→ **Required task**
Change every "colorbar-band" in the records below to "color-band", then write out all the lines again with nothing else altered.

[Begin Records for this exercise]

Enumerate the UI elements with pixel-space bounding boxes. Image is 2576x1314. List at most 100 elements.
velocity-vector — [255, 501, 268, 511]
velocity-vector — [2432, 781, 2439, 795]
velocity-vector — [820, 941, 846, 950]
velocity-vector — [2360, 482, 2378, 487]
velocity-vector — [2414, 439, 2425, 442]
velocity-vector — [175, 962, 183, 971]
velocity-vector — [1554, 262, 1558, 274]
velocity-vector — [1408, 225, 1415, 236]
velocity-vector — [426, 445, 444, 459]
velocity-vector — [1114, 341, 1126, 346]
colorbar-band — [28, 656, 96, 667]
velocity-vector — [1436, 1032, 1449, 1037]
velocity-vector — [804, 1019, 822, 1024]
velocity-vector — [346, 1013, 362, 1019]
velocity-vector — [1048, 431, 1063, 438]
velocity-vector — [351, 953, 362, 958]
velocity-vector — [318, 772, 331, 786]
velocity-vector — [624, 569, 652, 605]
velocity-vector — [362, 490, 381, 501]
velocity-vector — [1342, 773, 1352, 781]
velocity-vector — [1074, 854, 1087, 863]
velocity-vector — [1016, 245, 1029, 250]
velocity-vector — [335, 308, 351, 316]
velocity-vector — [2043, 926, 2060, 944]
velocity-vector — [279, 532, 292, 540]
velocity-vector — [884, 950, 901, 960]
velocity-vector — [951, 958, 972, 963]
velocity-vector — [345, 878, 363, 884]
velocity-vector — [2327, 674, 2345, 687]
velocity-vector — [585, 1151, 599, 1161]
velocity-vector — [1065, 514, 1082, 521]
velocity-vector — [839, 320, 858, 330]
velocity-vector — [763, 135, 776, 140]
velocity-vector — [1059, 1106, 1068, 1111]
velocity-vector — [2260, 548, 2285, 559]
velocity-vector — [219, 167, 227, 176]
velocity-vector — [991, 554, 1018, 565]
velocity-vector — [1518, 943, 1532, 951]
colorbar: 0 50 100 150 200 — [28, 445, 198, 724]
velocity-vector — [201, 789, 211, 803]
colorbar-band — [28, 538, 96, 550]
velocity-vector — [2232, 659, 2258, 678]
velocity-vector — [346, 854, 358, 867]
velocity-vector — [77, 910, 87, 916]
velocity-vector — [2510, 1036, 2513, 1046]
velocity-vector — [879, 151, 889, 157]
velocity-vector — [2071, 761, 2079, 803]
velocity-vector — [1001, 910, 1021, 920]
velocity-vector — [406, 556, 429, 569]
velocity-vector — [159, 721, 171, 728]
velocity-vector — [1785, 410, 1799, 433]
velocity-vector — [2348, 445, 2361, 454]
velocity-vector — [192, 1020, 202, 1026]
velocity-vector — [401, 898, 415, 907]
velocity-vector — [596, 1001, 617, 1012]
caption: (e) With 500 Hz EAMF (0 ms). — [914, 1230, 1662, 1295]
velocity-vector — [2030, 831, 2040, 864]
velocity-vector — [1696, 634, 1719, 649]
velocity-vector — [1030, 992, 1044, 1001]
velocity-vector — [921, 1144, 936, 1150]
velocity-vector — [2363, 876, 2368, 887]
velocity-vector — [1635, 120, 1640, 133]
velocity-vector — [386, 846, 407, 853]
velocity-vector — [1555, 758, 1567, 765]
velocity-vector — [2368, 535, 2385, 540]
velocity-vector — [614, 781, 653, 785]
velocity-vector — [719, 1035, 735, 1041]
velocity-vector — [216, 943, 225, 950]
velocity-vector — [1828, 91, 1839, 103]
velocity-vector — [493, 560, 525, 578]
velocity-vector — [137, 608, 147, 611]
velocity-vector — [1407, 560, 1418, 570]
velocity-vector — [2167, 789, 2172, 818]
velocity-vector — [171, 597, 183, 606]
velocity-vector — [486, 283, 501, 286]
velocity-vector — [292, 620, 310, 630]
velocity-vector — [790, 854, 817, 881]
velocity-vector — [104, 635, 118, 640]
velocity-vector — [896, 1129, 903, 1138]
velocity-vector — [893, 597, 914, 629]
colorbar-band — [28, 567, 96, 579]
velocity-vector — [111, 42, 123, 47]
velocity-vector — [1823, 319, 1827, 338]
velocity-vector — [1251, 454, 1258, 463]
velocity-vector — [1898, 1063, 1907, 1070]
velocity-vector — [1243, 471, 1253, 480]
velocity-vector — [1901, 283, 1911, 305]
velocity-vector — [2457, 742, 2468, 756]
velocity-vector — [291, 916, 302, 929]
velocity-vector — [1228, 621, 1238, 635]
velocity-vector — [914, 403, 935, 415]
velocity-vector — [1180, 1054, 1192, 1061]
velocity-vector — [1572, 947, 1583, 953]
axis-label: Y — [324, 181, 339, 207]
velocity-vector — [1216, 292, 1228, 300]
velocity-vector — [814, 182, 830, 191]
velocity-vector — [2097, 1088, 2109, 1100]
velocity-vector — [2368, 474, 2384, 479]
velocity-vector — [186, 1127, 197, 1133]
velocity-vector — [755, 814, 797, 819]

[End Records for this exercise]

→ **Solution**
Enumerate the UI elements with pixel-space bounding boxes. Image is 2576x1314. List at most 100 elements.
velocity-vector — [255, 501, 268, 511]
velocity-vector — [2432, 781, 2439, 795]
velocity-vector — [820, 941, 846, 950]
velocity-vector — [2360, 482, 2378, 487]
velocity-vector — [2414, 439, 2425, 442]
velocity-vector — [175, 962, 183, 971]
velocity-vector — [1554, 262, 1558, 274]
velocity-vector — [1408, 225, 1415, 236]
velocity-vector — [426, 445, 444, 459]
velocity-vector — [1114, 341, 1126, 346]
color-band — [28, 656, 96, 667]
velocity-vector — [1436, 1032, 1449, 1037]
velocity-vector — [804, 1019, 822, 1024]
velocity-vector — [346, 1013, 362, 1019]
velocity-vector — [1048, 431, 1063, 438]
velocity-vector — [351, 953, 362, 958]
velocity-vector — [318, 772, 331, 786]
velocity-vector — [624, 569, 652, 605]
velocity-vector — [362, 490, 381, 501]
velocity-vector — [1342, 773, 1352, 781]
velocity-vector — [1074, 854, 1087, 863]
velocity-vector — [1016, 245, 1029, 250]
velocity-vector — [335, 308, 351, 316]
velocity-vector — [2043, 926, 2060, 944]
velocity-vector — [279, 532, 292, 540]
velocity-vector — [884, 950, 901, 960]
velocity-vector — [951, 958, 972, 963]
velocity-vector — [345, 878, 363, 884]
velocity-vector — [2327, 674, 2345, 687]
velocity-vector — [585, 1151, 599, 1161]
velocity-vector — [1065, 514, 1082, 521]
velocity-vector — [839, 320, 858, 330]
velocity-vector — [763, 135, 776, 140]
velocity-vector — [1059, 1106, 1068, 1111]
velocity-vector — [2260, 548, 2285, 559]
velocity-vector — [219, 167, 227, 176]
velocity-vector — [991, 554, 1018, 565]
velocity-vector — [1518, 943, 1532, 951]
colorbar: 0 50 100 150 200 — [28, 445, 198, 724]
velocity-vector — [201, 789, 211, 803]
color-band — [28, 538, 96, 550]
velocity-vector — [2232, 659, 2258, 678]
velocity-vector — [346, 854, 358, 867]
velocity-vector — [77, 910, 87, 916]
velocity-vector — [2510, 1036, 2513, 1046]
velocity-vector — [879, 151, 889, 157]
velocity-vector — [2071, 761, 2079, 803]
velocity-vector — [1001, 910, 1021, 920]
velocity-vector — [406, 556, 429, 569]
velocity-vector — [159, 721, 171, 728]
velocity-vector — [1785, 410, 1799, 433]
velocity-vector — [2348, 445, 2361, 454]
velocity-vector — [192, 1020, 202, 1026]
velocity-vector — [401, 898, 415, 907]
velocity-vector — [596, 1001, 617, 1012]
caption: (e) With 500 Hz EAMF (0 ms). — [914, 1230, 1662, 1295]
velocity-vector — [2030, 831, 2040, 864]
velocity-vector — [1696, 634, 1719, 649]
velocity-vector — [1030, 992, 1044, 1001]
velocity-vector — [921, 1144, 936, 1150]
velocity-vector — [2363, 876, 2368, 887]
velocity-vector — [1635, 120, 1640, 133]
velocity-vector — [386, 846, 407, 853]
velocity-vector — [1555, 758, 1567, 765]
velocity-vector — [2368, 535, 2385, 540]
velocity-vector — [614, 781, 653, 785]
velocity-vector — [719, 1035, 735, 1041]
velocity-vector — [216, 943, 225, 950]
velocity-vector — [1828, 91, 1839, 103]
velocity-vector — [493, 560, 525, 578]
velocity-vector — [137, 608, 147, 611]
velocity-vector — [1407, 560, 1418, 570]
velocity-vector — [2167, 789, 2172, 818]
velocity-vector — [171, 597, 183, 606]
velocity-vector — [486, 283, 501, 286]
velocity-vector — [292, 620, 310, 630]
velocity-vector — [790, 854, 817, 881]
velocity-vector — [104, 635, 118, 640]
velocity-vector — [896, 1129, 903, 1138]
velocity-vector — [893, 597, 914, 629]
color-band — [28, 567, 96, 579]
velocity-vector — [111, 42, 123, 47]
velocity-vector — [1823, 319, 1827, 338]
velocity-vector — [1251, 454, 1258, 463]
velocity-vector — [1898, 1063, 1907, 1070]
velocity-vector — [1243, 471, 1253, 480]
velocity-vector — [1901, 283, 1911, 305]
velocity-vector — [2457, 742, 2468, 756]
velocity-vector — [291, 916, 302, 929]
velocity-vector — [1228, 621, 1238, 635]
velocity-vector — [914, 403, 935, 415]
velocity-vector — [1180, 1054, 1192, 1061]
velocity-vector — [1572, 947, 1583, 953]
axis-label: Y — [324, 181, 339, 207]
velocity-vector — [1216, 292, 1228, 300]
velocity-vector — [814, 182, 830, 191]
velocity-vector — [2097, 1088, 2109, 1100]
velocity-vector — [2368, 474, 2384, 479]
velocity-vector — [186, 1127, 197, 1133]
velocity-vector — [755, 814, 797, 819]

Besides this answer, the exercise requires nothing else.